• EXERCISE:
Can you restate the records below word for word?

┌─ ENTRIES SUPPLIED

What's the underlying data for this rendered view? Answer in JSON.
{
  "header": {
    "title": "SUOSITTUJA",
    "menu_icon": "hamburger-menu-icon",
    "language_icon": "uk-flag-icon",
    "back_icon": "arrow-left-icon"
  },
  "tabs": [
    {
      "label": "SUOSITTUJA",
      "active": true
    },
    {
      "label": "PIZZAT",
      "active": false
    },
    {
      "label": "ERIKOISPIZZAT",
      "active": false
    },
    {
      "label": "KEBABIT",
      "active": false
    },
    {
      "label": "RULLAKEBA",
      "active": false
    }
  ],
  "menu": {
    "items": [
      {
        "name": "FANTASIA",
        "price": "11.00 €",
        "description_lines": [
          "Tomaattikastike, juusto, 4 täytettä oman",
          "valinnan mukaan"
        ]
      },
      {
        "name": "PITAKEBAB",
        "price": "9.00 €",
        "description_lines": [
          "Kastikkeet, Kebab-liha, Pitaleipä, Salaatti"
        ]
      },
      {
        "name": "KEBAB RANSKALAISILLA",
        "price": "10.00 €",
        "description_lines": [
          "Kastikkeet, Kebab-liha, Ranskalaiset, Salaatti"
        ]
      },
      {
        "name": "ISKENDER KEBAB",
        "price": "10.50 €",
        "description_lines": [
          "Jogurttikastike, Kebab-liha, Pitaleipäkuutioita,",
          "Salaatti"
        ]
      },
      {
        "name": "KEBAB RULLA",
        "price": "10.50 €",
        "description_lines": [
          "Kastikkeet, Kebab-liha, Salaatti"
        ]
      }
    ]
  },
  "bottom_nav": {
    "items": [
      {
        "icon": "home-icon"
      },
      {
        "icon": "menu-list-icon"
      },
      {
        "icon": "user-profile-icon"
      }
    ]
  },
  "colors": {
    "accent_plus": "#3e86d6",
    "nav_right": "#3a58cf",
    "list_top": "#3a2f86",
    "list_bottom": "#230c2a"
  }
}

└─

• RESULT OF THIS TASK:
What's the underlying data for this rendered view? Answer in JSON.
{
  "header": {
    "title": "SUOSITTUJA",
    "menu_icon": "hamburger-menu-icon",
    "language_icon": "uk-flag-icon",
    "back_icon": "arrow-left-icon"
  },
  "tabs": [
    {
      "label": "SUOSITTUJA",
      "active": true
    },
    {
      "label": "PIZZAT",
      "active": false
    },
    {
      "label": "ERIKOISPIZZAT",
      "active": false
    },
    {
      "label": "KEBABIT",
      "active": false
    },
    {
      "label": "RULLAKEBA",
      "active": false
    }
  ],
  "menu": {
    "items": [
      {
        "name": "FANTASIA",
        "price": "11.00 €",
        "description_lines": [
          "Tomaattikastike, juusto, 4 täytettä oman",
          "valinnan mukaan"
        ]
      },
      {
        "name": "PITAKEBAB",
        "price": "9.00 €",
        "description_lines": [
          "Kastikkeet, Kebab-liha, Pitaleipä, Salaatti"
        ]
      },
      {
        "name": "KEBAB RANSKALAISILLA",
        "price": "10.00 €",
        "description_lines": [
          "Kastikkeet, Kebab-liha, Ranskalaiset, Salaatti"
        ]
      },
      {
        "name": "ISKENDER KEBAB",
        "price": "10.50 €",
        "description_lines": [
          "Jogurttikastike, Kebab-liha, Pitaleipäkuutioita,",
          "Salaatti"
        ]
      },
      {
        "name": "KEBAB RULLA",
        "price": "10.50 €",
        "description_lines": [
          "Kastikkeet, Kebab-liha, Salaatti"
        ]
      }
    ]
  },
  "bottom_nav": {
    "items": [
      {
        "icon": "home-icon"
      },
      {
        "icon": "menu-list-icon"
      },
      {
        "icon": "user-profile-icon"
      }
    ]
  },
  "colors": {
    "accent_plus": "#3e86d6",
    "nav_right": "#3a58cf",
    "list_top": "#3a2f86",
    "list_bottom": "#230c2a"
  }
}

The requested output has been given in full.